── SOURCE RECORDS

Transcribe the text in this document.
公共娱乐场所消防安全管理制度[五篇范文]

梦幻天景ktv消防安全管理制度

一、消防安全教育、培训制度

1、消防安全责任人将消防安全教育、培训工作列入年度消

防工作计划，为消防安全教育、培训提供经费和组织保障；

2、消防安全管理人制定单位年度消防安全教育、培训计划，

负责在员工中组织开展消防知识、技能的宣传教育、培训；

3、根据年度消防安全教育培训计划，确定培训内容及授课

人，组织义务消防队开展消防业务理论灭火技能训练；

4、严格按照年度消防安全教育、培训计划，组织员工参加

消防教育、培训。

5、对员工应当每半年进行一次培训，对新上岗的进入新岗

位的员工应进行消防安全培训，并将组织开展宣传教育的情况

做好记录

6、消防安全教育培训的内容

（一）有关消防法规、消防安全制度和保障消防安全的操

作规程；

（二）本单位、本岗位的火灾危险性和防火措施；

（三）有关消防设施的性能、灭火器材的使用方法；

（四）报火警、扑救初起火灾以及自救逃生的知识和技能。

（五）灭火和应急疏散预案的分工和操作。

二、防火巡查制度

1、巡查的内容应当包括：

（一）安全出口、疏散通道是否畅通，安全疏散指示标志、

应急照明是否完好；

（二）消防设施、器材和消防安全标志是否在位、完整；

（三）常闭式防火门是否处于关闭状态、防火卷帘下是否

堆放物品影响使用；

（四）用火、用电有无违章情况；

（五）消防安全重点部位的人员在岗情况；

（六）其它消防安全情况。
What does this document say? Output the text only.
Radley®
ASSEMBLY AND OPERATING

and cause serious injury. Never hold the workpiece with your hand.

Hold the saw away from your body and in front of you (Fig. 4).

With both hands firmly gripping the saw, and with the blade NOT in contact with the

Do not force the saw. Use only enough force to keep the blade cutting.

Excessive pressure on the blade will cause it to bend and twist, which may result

────

▸ **DO THIS**: Output each entry precisely as given.

▸ **RIGHT ANSWER**:
Transcribe the text in this document.
公共娱乐场所消防安全管理制度[五篇范文]

梦幻天景ktv消防安全管理制度

一、消防安全教育、培训制度

1、消防安全责任人将消防安全教育、培训工作列入年度消

防工作计划，为消防安全教育、培训提供经费和组织保障；

2、消防安全管理人制定单位年度消防安全教育、培训计划，

负责在员工中组织开展消防知识、技能的宣传教育、培训；

3、根据年度消防安全教育培训计划，确定培训内容及授课

人，组织义务消防队开展消防业务理论灭火技能训练；

4、严格按照年度消防安全教育、培训计划，组织员工参加

消防教育、培训。

5、对员工应当每半年进行一次培训，对新上岗的进入新岗

位的员工应进行消防安全培训，并将组织开展宣传教育的情况

做好记录

6、消防安全教育培训的内容

（一）有关消防法规、消防安全制度和保障消防安全的操

作规程；

（二）本单位、本岗位的火灾危险性和防火措施；

（三）有关消防设施的性能、灭火器材的使用方法；

（四）报火警、扑救初起火灾以及自救逃生的知识和技能。

（五）灭火和应急疏散预案的分工和操作。

二、防火巡查制度

1、巡查的内容应当包括：

（一）安全出口、疏散通道是否畅通，安全疏散指示标志、

应急照明是否完好；

（二）消防设施、器材和消防安全标志是否在位、完整；

（三）常闭式防火门是否处于关闭状态、防火卷帘下是否

堆放物品影响使用；

（四）用火、用电有无违章情况；

（五）消防安全重点部位的人员在岗情况；

（六）其它消防安全情况。
What does this document say? Output the text only.
Radley®
ASSEMBLY AND OPERATING

and cause serious injury. Never hold the workpiece with your hand.

Hold the saw away from your body and in front of you (Fig. 4).

With both hands firmly gripping the saw, and with the blade NOT in contact with the

Do not force the saw. Use only enough force to keep the blade cutting.

Excessive pressure on the blade will cause it to bend and twist, which may result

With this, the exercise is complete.